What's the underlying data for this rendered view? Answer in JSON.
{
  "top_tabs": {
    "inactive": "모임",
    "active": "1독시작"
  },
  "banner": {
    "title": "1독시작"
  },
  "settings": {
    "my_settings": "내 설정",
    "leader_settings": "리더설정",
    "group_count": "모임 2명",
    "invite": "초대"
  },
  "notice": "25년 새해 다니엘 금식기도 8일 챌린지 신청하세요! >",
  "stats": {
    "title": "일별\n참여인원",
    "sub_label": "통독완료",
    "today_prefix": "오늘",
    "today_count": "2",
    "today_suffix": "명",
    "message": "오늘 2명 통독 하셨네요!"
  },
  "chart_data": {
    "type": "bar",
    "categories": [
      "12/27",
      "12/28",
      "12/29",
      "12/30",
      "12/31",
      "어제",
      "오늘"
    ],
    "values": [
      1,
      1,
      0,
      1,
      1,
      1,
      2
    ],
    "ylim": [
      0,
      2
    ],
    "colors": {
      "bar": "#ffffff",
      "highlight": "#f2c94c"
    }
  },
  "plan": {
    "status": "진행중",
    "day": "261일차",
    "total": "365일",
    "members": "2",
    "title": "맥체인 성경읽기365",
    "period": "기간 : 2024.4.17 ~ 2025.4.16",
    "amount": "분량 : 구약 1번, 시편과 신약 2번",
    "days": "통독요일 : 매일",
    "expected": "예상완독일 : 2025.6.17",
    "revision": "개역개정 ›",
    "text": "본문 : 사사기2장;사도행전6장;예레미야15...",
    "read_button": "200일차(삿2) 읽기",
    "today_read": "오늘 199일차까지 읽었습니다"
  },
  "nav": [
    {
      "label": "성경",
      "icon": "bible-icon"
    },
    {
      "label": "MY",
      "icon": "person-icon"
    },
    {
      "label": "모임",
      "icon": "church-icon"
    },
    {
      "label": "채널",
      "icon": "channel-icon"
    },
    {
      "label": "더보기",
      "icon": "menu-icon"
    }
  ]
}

:: Directions for this task ::
Make a copy of each line that contains the string "title".

:: Task result ::
    "title": "1독시작"
    "title": "일별\n참여인원",
    "title": "맥체인 성경읽기365",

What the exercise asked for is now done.